**STATED TASK**
Find the lines of data that contain the string "Indicator", then list them.

─── INFORMATION SHOWN

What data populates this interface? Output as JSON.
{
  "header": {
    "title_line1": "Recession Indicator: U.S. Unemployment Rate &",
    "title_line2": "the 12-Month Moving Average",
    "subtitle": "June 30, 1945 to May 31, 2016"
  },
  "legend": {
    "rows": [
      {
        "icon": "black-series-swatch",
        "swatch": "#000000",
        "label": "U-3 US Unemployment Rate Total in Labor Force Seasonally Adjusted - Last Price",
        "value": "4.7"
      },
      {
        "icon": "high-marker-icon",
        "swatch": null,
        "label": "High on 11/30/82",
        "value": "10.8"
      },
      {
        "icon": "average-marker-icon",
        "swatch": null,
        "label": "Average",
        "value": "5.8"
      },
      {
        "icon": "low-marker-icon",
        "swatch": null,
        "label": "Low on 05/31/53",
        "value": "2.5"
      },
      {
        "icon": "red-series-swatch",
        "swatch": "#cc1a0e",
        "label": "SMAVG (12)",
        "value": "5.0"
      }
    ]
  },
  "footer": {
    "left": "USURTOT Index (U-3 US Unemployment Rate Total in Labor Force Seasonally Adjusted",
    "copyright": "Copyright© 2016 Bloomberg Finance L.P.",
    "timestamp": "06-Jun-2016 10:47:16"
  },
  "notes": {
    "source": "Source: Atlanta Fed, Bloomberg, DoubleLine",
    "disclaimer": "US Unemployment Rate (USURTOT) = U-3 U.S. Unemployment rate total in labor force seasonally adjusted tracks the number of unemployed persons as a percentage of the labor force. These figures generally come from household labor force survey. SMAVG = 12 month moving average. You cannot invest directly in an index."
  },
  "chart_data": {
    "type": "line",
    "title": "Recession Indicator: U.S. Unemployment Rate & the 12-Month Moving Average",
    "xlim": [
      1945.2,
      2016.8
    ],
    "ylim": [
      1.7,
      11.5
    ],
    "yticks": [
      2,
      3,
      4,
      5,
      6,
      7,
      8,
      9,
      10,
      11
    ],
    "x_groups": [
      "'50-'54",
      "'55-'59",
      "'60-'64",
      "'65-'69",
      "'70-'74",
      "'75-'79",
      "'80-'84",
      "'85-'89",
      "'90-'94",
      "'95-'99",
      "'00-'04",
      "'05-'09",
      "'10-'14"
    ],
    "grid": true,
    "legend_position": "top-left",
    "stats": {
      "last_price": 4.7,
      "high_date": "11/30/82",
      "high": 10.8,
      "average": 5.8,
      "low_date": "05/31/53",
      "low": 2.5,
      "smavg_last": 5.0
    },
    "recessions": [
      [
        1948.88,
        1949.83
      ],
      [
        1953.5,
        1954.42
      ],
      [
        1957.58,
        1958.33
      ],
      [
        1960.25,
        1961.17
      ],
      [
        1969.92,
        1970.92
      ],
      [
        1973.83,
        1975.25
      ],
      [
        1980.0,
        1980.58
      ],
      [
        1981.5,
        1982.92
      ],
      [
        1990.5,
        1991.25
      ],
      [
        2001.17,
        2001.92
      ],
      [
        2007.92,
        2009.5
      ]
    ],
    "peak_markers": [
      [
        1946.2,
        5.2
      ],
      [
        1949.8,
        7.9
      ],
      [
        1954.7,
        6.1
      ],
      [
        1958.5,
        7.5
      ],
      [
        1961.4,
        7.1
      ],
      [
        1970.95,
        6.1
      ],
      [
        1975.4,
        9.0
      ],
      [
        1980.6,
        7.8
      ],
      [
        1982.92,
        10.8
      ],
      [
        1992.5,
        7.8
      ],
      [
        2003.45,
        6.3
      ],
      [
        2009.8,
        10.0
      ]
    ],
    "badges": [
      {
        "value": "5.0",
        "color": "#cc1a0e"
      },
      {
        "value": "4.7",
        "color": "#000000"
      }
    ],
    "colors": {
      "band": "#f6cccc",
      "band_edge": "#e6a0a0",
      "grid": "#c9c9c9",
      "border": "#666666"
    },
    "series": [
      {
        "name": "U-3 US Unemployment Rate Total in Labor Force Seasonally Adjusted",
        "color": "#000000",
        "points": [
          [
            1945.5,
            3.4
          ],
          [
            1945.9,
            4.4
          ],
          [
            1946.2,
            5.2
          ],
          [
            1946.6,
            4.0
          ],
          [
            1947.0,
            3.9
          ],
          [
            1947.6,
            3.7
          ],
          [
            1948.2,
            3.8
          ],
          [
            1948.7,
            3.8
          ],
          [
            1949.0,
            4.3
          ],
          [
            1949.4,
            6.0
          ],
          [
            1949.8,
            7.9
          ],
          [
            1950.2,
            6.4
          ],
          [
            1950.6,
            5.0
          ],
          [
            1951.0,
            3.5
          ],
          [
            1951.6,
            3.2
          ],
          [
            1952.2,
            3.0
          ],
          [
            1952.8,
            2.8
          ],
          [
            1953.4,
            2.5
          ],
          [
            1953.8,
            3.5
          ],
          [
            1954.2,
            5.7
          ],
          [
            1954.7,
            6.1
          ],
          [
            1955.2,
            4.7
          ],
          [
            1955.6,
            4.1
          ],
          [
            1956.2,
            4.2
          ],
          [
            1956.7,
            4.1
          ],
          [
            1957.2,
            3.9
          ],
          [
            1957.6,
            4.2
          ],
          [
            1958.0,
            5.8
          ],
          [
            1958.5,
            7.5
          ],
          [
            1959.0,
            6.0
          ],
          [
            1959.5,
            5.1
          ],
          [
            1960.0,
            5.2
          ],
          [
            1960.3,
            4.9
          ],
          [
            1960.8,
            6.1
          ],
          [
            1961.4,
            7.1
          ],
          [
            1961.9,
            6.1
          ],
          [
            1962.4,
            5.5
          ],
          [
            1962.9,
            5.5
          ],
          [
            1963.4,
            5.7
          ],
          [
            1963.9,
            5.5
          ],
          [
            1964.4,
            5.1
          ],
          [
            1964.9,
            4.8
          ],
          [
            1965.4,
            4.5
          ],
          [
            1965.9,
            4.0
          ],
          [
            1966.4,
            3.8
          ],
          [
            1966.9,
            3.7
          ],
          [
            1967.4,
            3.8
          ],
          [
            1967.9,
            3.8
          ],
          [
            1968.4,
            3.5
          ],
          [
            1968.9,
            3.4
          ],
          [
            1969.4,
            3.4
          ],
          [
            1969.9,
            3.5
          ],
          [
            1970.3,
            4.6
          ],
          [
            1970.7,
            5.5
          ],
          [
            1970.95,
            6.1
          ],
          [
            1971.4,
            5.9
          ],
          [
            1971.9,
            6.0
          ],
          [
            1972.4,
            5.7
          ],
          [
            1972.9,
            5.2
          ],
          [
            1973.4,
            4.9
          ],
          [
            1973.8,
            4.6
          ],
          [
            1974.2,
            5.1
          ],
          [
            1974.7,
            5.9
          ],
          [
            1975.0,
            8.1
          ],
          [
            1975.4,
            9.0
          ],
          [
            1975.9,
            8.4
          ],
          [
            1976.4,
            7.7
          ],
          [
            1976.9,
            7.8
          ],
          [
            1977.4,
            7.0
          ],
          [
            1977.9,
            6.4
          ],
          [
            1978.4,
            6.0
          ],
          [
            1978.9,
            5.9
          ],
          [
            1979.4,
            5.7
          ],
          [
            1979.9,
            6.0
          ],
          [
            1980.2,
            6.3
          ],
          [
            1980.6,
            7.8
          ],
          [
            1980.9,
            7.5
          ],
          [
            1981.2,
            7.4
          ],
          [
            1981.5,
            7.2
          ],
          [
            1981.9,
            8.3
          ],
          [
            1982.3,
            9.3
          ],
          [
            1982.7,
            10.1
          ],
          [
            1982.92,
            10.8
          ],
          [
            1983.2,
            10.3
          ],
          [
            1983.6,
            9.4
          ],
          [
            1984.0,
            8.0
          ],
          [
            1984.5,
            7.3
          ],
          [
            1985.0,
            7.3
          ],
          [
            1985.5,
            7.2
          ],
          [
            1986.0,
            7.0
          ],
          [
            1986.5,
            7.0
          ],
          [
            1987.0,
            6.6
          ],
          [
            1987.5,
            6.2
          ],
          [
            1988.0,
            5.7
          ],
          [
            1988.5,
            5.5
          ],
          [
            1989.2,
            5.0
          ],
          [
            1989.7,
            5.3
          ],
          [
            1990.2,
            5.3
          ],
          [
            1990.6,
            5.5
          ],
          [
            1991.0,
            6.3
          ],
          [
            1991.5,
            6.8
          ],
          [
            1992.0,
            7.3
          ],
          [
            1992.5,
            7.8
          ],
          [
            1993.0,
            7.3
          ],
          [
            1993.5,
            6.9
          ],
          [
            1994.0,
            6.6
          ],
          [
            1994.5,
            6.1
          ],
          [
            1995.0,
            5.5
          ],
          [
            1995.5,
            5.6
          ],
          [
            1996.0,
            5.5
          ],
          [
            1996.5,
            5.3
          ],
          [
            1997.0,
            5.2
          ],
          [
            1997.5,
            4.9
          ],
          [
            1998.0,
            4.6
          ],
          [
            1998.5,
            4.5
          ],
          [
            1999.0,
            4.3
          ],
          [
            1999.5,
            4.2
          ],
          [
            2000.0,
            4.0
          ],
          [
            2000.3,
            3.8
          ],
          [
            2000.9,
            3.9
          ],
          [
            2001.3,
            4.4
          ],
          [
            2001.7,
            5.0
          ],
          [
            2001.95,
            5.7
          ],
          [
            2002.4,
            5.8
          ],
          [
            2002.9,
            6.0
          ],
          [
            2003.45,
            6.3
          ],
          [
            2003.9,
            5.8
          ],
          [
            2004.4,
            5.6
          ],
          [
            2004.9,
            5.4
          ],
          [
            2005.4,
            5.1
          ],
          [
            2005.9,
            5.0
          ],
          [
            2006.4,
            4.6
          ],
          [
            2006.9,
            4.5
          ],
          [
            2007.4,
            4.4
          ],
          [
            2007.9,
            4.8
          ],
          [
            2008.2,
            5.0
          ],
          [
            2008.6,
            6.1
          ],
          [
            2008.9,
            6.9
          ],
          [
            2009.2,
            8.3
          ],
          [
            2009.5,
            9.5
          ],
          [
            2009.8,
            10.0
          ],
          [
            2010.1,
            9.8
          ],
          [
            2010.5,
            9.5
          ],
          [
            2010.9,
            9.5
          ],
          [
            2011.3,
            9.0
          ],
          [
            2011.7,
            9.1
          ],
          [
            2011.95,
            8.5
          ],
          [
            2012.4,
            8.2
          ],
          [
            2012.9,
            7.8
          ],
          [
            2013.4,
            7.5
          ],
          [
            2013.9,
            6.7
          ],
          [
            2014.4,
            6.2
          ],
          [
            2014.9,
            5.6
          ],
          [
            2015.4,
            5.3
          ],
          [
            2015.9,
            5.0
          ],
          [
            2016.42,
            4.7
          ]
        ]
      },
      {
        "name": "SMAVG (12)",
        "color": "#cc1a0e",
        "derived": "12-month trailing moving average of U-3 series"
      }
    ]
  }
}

──────

**EXERCISE OUTPUT**
    "title_line1": "Recession Indicator: U.S. Unemployment Rate &",
    "title": "Recession Indicator: U.S. Unemployment Rate & the 12-Month Moving Average",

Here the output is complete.